■ Your task ■
Each line containing the word "JSON" should be found and copied.

- - -

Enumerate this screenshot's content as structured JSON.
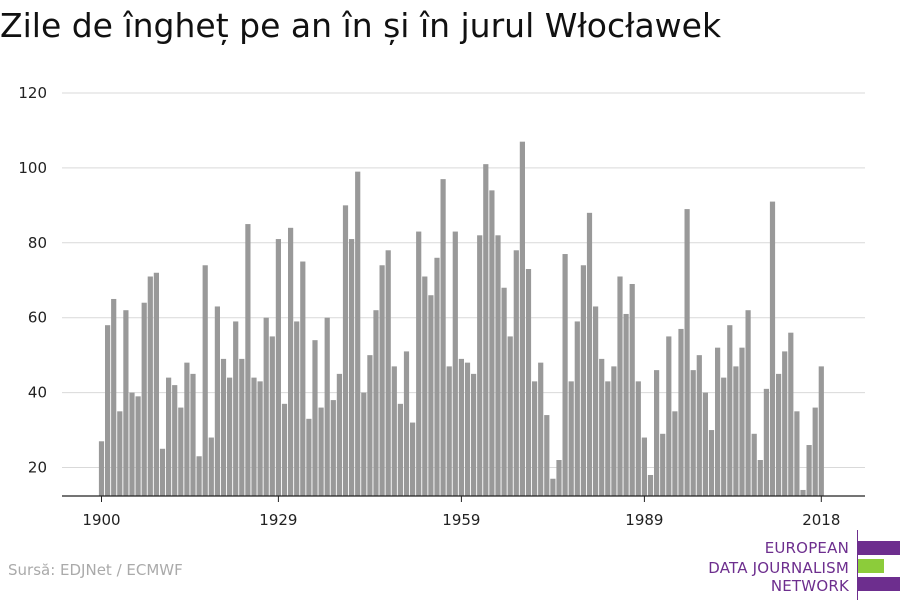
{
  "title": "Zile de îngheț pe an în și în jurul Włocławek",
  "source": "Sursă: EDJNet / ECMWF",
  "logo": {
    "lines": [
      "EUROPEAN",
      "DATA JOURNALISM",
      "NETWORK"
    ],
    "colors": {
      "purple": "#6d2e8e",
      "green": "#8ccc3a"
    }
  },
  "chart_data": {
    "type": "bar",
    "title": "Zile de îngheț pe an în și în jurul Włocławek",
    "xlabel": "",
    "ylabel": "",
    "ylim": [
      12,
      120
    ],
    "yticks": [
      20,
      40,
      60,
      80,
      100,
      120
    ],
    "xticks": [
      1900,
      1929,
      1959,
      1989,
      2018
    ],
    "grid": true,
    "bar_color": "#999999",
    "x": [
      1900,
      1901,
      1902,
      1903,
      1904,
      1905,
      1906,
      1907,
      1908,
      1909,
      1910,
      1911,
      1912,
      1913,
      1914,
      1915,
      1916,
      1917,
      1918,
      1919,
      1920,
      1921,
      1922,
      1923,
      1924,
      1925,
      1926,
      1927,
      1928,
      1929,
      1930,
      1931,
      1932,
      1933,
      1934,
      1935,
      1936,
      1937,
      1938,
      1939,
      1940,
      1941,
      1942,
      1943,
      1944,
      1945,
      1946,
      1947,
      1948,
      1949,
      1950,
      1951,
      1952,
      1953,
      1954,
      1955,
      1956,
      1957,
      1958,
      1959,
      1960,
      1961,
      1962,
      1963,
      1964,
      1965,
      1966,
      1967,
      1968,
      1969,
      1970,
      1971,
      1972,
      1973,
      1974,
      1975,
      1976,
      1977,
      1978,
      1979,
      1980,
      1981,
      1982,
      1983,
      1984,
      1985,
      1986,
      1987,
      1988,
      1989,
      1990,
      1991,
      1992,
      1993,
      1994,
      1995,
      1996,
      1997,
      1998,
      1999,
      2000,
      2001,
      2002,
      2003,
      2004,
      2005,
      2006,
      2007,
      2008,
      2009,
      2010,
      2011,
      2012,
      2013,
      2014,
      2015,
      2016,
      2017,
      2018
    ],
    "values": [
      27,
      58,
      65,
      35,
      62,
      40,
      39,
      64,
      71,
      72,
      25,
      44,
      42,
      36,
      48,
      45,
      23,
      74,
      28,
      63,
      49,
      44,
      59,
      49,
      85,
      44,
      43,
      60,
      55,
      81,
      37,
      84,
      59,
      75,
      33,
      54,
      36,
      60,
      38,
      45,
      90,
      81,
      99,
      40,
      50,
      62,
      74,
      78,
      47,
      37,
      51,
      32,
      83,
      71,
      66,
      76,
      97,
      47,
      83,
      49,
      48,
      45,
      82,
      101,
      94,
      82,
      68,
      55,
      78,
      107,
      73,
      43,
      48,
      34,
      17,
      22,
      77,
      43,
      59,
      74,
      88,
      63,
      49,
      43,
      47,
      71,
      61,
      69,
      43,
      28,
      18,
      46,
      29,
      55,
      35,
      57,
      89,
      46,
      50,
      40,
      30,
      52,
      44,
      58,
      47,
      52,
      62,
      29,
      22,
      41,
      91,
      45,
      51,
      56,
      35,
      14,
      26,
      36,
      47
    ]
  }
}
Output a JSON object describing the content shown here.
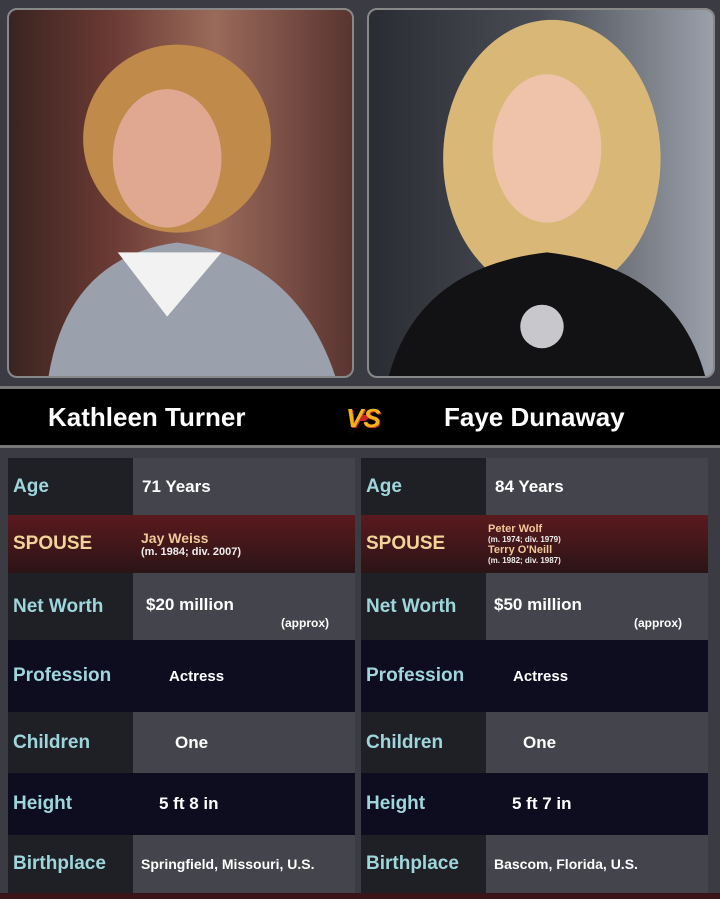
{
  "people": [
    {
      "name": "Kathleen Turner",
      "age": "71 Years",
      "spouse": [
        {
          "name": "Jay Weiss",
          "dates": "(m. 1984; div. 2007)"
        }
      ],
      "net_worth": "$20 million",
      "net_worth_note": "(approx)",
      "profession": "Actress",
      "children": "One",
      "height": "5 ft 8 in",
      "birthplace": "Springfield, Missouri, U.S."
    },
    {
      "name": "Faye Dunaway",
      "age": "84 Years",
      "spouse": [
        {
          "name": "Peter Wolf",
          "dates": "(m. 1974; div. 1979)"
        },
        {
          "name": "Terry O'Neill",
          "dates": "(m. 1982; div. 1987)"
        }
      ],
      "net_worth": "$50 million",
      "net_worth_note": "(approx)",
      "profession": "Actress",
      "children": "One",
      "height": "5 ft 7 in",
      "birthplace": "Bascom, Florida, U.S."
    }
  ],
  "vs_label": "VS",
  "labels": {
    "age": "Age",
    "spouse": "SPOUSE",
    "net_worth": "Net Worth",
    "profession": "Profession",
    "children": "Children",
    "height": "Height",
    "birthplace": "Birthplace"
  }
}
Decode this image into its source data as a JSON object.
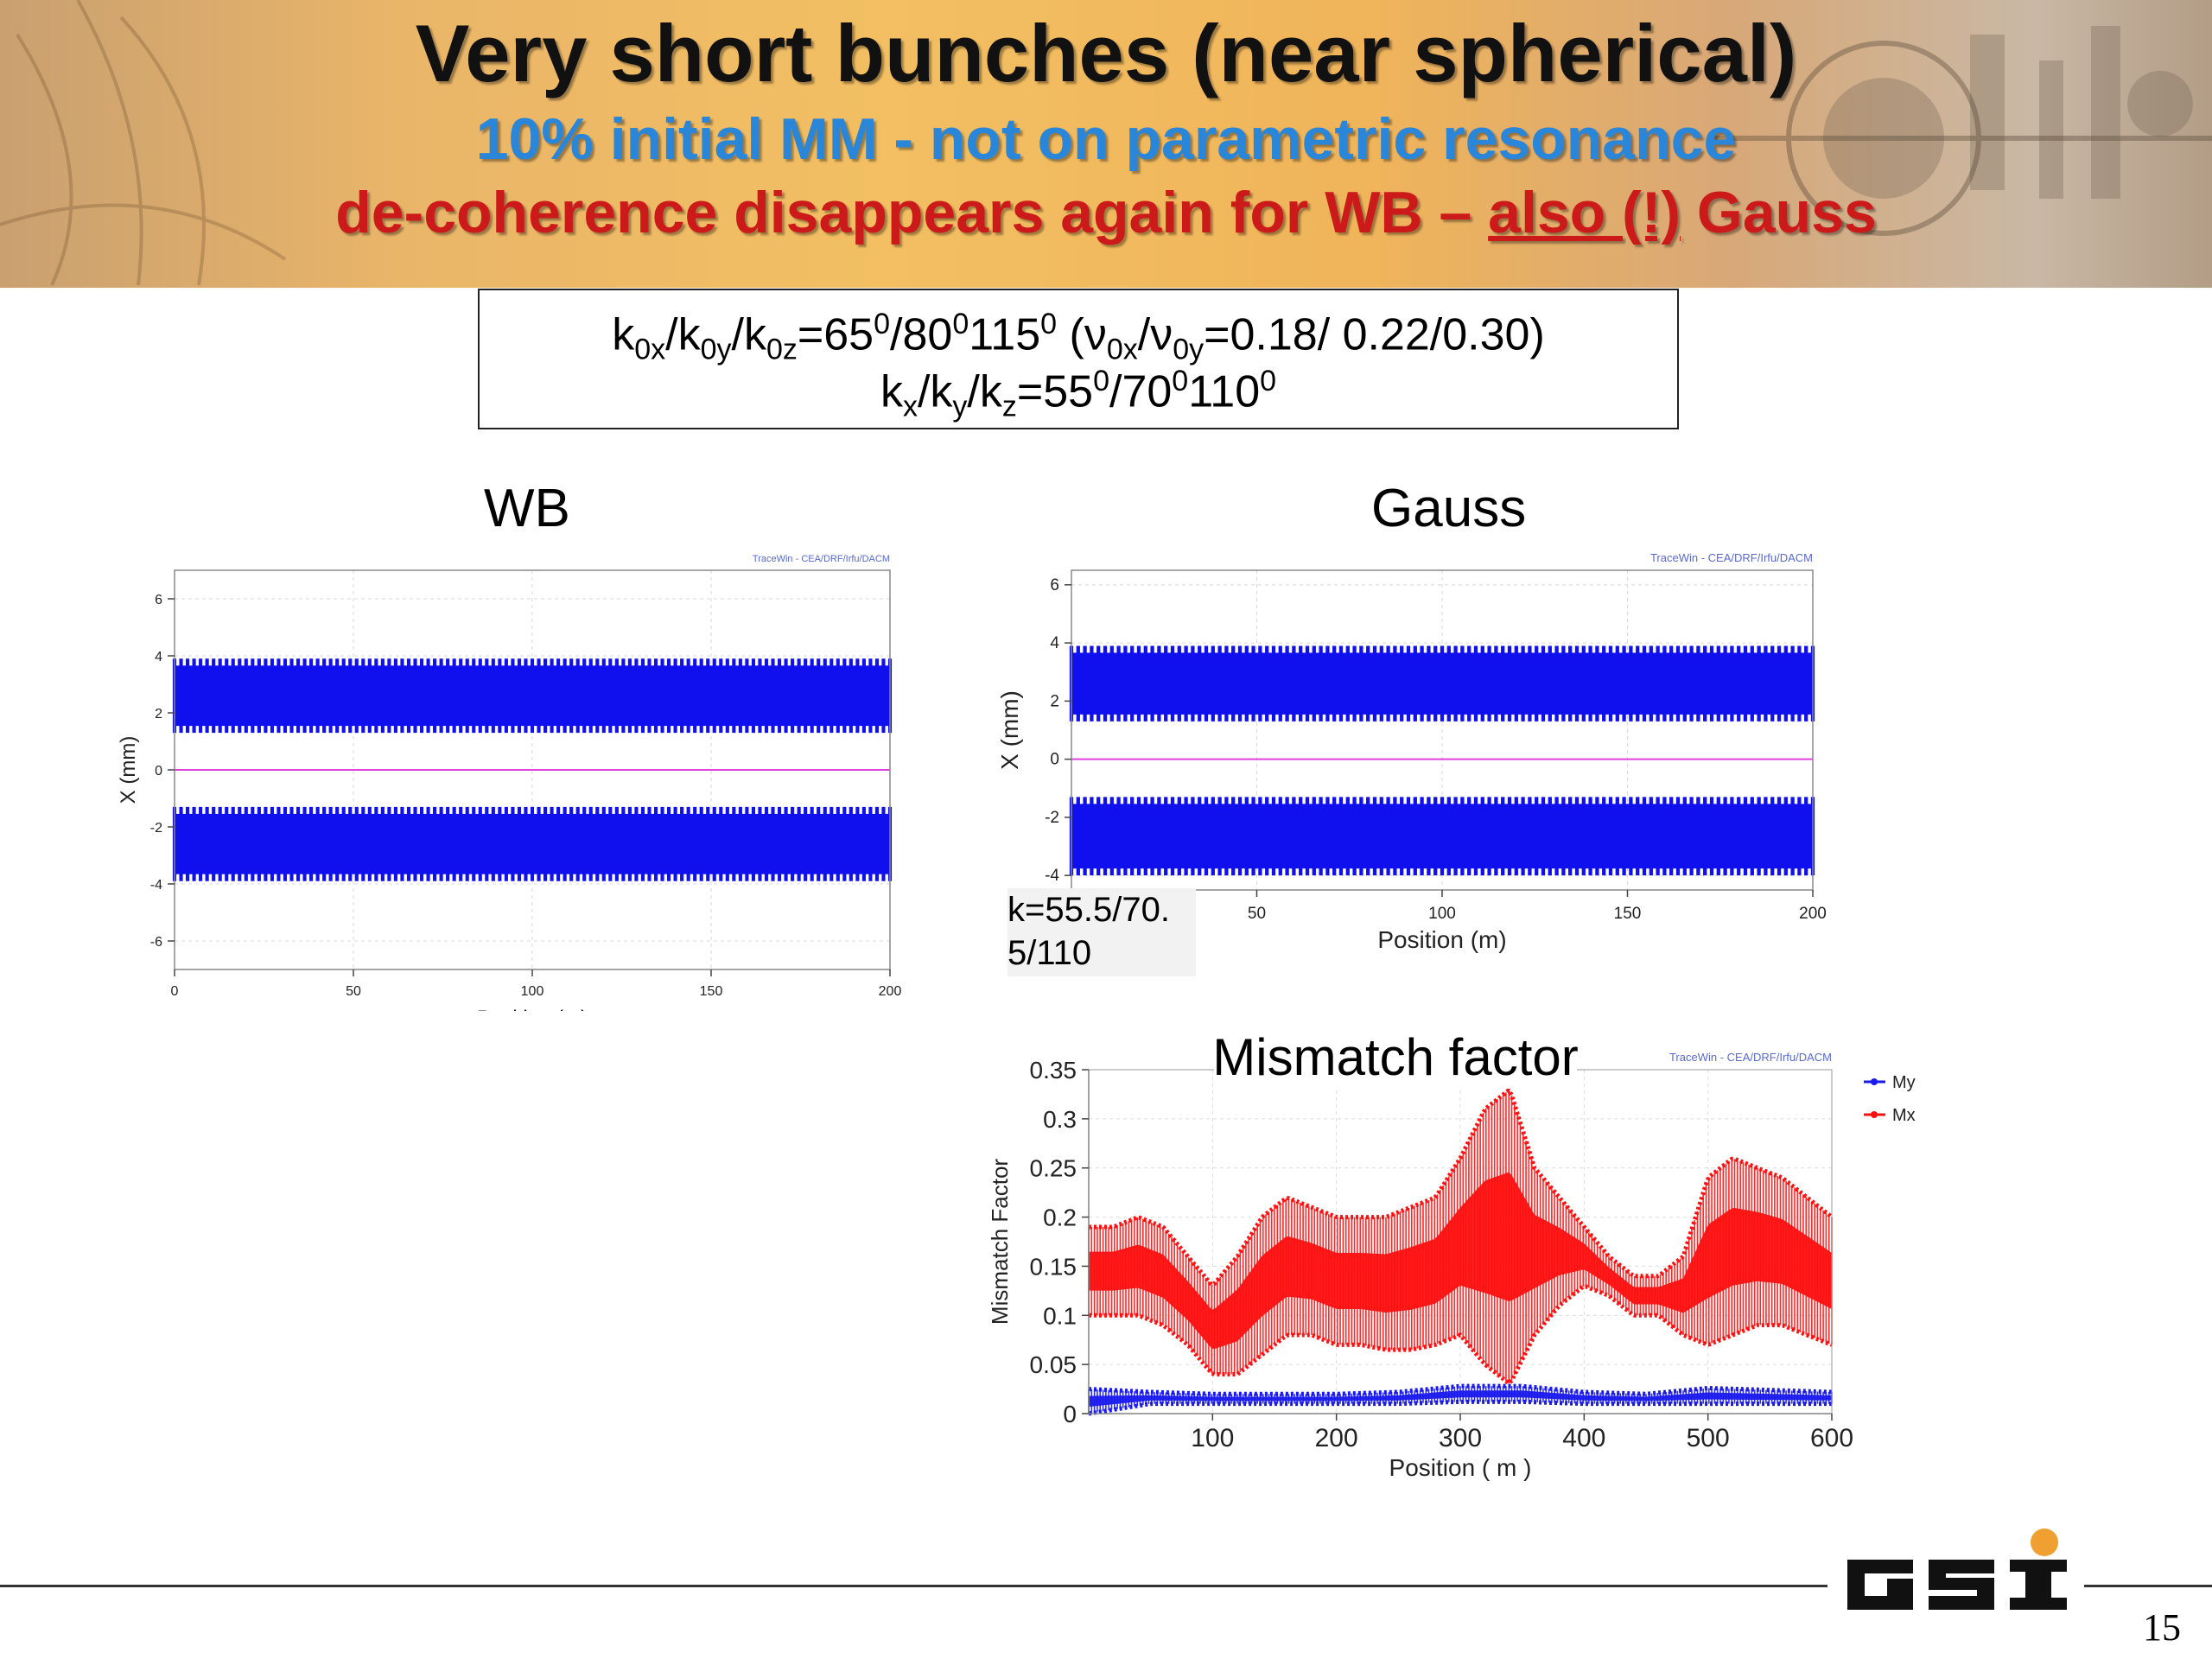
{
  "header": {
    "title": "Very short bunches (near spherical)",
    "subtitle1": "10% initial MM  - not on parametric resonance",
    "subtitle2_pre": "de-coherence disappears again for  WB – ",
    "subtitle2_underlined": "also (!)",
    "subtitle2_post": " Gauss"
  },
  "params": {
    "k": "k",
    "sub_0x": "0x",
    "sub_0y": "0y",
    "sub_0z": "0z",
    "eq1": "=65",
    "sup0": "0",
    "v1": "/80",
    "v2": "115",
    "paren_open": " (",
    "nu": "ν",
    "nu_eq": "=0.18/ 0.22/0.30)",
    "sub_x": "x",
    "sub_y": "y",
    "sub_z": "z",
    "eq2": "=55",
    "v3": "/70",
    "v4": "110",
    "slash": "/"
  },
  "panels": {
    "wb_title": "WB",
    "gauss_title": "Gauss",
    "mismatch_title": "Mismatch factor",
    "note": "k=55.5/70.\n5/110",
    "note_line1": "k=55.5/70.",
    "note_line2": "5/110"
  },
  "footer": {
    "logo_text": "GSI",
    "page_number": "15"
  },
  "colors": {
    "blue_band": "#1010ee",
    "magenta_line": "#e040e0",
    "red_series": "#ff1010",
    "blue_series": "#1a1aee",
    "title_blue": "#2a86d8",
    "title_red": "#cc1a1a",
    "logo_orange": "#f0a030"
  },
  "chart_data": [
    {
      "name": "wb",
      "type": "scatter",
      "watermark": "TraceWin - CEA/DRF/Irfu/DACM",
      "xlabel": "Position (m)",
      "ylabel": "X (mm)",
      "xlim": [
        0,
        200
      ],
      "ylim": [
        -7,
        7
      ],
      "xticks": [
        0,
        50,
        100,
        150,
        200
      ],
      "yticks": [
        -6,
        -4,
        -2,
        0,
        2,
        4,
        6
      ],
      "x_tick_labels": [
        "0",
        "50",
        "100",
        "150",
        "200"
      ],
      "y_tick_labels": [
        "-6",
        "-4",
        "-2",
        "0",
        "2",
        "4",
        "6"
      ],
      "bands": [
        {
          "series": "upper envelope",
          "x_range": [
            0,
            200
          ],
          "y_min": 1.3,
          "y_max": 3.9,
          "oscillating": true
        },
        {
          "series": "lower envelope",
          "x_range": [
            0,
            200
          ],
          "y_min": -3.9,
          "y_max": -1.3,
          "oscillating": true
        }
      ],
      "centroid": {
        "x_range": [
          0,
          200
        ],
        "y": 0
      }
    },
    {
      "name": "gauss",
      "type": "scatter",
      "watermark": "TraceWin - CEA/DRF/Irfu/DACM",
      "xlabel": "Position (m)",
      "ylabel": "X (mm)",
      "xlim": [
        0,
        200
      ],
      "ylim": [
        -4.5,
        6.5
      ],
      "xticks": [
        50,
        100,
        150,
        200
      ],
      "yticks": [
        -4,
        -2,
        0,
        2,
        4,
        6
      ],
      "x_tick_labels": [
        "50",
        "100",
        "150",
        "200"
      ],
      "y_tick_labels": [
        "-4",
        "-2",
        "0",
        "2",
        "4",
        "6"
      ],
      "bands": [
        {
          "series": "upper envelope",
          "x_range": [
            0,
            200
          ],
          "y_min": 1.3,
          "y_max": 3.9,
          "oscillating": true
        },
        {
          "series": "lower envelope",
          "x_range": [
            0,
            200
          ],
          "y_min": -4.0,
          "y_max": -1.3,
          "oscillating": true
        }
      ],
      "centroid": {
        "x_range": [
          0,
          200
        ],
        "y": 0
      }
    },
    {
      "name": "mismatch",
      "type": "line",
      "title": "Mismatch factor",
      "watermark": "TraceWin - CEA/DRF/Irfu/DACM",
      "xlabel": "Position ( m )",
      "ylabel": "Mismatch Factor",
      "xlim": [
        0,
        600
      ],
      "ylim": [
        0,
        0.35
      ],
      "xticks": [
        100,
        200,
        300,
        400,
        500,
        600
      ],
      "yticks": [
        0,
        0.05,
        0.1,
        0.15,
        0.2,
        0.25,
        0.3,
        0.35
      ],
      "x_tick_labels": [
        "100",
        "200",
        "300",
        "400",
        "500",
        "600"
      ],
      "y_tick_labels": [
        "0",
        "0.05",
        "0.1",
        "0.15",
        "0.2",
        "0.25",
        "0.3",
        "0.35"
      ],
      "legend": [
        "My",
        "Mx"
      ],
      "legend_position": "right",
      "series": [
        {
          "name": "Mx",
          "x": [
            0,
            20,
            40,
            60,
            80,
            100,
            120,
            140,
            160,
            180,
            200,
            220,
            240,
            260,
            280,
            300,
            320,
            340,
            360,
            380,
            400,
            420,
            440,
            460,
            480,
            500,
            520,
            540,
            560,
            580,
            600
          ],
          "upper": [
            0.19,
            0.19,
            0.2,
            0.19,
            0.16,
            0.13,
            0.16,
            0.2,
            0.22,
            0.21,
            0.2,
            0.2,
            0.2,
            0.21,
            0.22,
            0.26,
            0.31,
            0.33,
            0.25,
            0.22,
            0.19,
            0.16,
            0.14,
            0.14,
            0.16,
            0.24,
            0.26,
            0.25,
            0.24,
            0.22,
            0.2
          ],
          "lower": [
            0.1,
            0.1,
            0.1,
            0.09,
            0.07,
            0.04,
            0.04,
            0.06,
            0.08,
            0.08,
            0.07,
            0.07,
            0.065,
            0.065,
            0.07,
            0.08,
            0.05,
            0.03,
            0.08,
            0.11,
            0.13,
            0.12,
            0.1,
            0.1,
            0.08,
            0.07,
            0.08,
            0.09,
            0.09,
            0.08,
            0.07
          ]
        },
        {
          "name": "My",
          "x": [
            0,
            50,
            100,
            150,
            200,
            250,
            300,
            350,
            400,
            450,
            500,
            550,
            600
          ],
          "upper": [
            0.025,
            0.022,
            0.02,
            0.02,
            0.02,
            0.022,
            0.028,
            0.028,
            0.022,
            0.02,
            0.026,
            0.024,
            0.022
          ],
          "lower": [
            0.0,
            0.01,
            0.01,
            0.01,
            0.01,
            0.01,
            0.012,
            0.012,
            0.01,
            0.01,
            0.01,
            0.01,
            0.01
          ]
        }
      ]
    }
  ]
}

- - -

■ Exercise answer ■
Enumerate this screenshot's content as structured JSON.
Output a JSON object describing the content shown here.
Decode this image into its source data as a JSON object.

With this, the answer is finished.